Records contained in a dataset:
● ● ●

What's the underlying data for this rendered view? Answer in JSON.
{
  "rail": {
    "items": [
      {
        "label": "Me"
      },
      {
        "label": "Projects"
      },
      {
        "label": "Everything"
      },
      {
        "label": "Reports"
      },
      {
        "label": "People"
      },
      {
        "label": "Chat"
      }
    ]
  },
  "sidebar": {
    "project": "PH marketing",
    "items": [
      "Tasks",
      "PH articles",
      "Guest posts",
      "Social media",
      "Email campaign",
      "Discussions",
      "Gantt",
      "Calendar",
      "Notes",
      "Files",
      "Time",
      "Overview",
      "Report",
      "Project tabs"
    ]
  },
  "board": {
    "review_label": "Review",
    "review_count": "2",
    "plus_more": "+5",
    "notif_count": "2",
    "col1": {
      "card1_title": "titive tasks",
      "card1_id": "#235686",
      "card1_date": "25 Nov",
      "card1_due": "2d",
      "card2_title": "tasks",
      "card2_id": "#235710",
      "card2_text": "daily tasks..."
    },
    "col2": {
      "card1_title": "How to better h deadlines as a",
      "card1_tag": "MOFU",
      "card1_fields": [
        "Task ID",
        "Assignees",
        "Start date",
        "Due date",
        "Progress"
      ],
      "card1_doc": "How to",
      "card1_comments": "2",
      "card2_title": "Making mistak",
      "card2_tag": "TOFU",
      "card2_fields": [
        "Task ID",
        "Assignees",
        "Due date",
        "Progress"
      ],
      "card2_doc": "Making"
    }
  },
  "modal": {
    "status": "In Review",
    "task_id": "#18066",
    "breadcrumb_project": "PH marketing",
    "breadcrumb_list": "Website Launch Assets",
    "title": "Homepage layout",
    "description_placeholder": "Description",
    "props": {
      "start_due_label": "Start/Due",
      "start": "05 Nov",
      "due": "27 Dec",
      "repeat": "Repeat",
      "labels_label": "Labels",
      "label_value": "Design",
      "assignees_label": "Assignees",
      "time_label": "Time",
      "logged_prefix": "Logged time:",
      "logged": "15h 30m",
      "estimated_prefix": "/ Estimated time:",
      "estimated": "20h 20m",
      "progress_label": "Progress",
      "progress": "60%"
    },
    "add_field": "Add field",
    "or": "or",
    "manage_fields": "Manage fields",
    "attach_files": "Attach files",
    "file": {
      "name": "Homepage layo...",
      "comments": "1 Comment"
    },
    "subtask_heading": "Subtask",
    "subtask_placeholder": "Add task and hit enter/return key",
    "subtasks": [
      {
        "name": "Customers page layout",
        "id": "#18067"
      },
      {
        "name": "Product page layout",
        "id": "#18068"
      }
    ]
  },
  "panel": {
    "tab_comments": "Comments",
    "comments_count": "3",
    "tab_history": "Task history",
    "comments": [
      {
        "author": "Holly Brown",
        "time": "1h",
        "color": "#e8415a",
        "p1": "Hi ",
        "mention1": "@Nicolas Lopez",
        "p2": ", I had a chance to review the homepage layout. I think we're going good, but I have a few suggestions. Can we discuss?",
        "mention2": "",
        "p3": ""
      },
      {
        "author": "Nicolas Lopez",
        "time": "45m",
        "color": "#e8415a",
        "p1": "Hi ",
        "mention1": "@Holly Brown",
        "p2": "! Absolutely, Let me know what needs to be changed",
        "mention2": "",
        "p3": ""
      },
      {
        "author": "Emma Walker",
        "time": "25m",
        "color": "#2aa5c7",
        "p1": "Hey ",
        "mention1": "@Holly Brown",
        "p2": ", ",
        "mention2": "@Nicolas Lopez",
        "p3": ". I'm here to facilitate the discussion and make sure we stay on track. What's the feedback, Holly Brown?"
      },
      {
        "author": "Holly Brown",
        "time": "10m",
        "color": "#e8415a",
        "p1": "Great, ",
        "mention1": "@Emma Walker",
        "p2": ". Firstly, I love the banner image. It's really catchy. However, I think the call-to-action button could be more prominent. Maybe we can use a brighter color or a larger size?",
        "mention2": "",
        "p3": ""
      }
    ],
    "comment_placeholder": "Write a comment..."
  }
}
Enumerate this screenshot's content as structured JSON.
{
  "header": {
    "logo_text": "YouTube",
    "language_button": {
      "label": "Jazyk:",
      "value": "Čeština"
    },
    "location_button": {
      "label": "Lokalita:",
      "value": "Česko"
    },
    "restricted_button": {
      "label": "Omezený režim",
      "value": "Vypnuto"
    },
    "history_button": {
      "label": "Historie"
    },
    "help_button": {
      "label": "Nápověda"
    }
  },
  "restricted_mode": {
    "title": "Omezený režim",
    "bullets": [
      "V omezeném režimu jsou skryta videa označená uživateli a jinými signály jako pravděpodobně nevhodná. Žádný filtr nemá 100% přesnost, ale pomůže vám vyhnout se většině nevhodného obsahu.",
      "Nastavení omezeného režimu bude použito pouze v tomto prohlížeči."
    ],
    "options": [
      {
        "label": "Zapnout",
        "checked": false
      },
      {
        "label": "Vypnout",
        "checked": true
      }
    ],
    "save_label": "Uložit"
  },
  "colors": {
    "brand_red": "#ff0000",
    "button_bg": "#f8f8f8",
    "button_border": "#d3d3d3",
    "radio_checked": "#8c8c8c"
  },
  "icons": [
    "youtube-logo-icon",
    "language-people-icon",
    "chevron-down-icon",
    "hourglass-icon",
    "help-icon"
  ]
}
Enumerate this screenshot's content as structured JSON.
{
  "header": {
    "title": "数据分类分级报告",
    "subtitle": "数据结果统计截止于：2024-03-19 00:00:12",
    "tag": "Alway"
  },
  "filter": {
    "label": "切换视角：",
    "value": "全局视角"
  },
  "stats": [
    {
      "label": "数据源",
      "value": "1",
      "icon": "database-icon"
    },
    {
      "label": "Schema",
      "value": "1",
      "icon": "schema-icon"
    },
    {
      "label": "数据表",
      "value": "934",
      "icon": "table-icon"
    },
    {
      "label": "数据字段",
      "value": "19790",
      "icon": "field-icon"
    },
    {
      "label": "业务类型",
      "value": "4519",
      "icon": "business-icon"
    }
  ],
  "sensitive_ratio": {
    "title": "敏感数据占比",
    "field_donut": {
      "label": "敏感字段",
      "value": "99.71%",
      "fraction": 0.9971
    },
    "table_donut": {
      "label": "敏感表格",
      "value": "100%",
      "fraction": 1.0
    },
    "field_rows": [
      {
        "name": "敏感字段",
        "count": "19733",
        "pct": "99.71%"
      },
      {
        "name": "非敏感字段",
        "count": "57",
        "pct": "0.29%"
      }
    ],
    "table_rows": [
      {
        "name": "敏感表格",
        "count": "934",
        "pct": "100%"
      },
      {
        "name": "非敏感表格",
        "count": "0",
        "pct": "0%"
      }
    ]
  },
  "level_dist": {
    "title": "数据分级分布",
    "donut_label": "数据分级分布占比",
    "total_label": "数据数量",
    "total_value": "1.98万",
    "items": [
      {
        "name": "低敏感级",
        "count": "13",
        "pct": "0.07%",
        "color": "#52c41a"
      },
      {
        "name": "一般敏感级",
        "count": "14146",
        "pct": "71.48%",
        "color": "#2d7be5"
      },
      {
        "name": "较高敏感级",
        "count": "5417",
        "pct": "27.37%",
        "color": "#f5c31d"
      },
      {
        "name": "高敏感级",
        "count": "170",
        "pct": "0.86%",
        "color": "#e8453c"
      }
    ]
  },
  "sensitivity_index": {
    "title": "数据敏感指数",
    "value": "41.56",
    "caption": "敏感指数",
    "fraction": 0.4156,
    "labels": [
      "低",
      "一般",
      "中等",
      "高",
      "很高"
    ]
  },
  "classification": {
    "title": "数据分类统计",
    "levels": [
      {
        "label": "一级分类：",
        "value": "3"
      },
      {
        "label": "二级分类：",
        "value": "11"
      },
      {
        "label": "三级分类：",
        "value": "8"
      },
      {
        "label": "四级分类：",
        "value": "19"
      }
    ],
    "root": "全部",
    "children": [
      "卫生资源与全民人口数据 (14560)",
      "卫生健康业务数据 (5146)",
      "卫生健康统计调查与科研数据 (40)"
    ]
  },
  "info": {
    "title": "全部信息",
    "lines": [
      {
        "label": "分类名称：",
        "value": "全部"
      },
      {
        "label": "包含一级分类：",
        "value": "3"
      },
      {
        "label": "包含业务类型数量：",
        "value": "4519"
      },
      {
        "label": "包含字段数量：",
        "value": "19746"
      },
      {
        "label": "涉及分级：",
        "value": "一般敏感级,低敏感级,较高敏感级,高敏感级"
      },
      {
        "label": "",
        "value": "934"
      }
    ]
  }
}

● ● ●

_Aim:_
Go through the listing above and locate each line that holds the word "低敏感级". Copy those lines.

_Answer to this task:_
        "name": "低敏感级",
        "value": "一般敏感级,低敏感级,较高敏感级,高敏感级"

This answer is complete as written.